#### EXTRACTED INFORMATION ####

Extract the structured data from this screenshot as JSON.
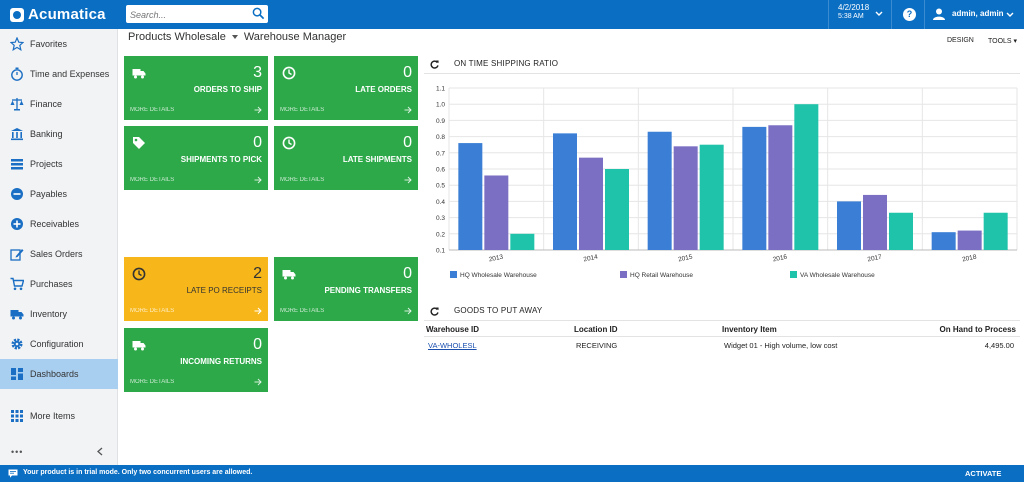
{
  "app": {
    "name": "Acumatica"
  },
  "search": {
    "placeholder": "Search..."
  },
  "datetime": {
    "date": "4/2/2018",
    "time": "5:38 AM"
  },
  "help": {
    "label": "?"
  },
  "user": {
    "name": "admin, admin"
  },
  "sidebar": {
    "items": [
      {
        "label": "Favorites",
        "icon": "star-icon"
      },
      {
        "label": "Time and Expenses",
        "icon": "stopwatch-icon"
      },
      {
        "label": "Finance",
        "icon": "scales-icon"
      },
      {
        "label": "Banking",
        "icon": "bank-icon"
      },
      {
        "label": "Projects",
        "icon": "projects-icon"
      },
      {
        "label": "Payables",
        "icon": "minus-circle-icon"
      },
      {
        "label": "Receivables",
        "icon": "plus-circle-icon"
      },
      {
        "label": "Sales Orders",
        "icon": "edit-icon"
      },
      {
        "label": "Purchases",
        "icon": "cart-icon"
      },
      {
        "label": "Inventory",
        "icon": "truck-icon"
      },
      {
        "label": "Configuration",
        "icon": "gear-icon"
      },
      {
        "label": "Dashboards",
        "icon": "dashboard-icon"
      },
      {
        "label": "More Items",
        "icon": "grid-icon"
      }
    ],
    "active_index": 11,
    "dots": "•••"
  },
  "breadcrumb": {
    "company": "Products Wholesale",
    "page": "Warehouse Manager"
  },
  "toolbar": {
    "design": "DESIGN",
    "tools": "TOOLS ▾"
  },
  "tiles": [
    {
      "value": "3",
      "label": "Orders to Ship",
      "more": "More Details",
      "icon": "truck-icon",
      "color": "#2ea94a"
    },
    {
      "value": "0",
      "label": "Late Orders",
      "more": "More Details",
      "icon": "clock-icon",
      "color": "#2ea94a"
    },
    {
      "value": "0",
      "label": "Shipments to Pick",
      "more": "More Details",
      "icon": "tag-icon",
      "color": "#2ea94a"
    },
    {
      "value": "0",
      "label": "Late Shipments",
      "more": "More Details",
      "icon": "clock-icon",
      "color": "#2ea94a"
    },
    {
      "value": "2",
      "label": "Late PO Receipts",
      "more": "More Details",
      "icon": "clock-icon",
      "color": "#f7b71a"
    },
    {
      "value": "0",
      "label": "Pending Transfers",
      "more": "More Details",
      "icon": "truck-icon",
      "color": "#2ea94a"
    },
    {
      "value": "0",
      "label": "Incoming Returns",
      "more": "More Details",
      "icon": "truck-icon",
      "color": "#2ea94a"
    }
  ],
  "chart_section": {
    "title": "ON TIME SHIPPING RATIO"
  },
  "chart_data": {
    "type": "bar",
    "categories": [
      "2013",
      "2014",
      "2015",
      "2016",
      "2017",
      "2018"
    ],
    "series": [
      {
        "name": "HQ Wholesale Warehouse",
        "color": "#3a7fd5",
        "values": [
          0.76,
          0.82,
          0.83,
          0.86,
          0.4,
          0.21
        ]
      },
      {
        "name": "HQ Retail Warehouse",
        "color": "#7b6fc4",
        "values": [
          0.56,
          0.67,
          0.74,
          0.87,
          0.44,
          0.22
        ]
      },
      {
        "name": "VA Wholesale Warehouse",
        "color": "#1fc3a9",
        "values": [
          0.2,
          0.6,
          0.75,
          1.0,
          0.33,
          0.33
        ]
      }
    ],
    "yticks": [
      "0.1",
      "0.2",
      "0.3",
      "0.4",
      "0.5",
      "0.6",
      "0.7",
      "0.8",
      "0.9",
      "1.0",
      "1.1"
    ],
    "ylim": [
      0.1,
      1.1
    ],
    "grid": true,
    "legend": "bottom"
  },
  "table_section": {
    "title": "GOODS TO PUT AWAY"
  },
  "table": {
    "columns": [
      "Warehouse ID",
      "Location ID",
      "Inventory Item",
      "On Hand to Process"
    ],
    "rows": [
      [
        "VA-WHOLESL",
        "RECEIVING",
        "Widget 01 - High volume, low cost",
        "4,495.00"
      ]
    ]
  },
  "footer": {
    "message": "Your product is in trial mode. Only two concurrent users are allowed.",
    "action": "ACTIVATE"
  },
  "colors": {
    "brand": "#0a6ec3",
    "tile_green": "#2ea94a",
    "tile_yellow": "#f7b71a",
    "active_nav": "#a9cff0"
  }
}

####

# [EXERCISE INSTRUCTIONS]
Pull every line containing the word "Warehouse" out of the material and copy it.

# [RESULT]
    "page": "Warehouse Manager"
        "name": "HQ Wholesale Warehouse",
        "name": "HQ Retail Warehouse",
        "name": "VA Wholesale Warehouse",
      "Warehouse ID",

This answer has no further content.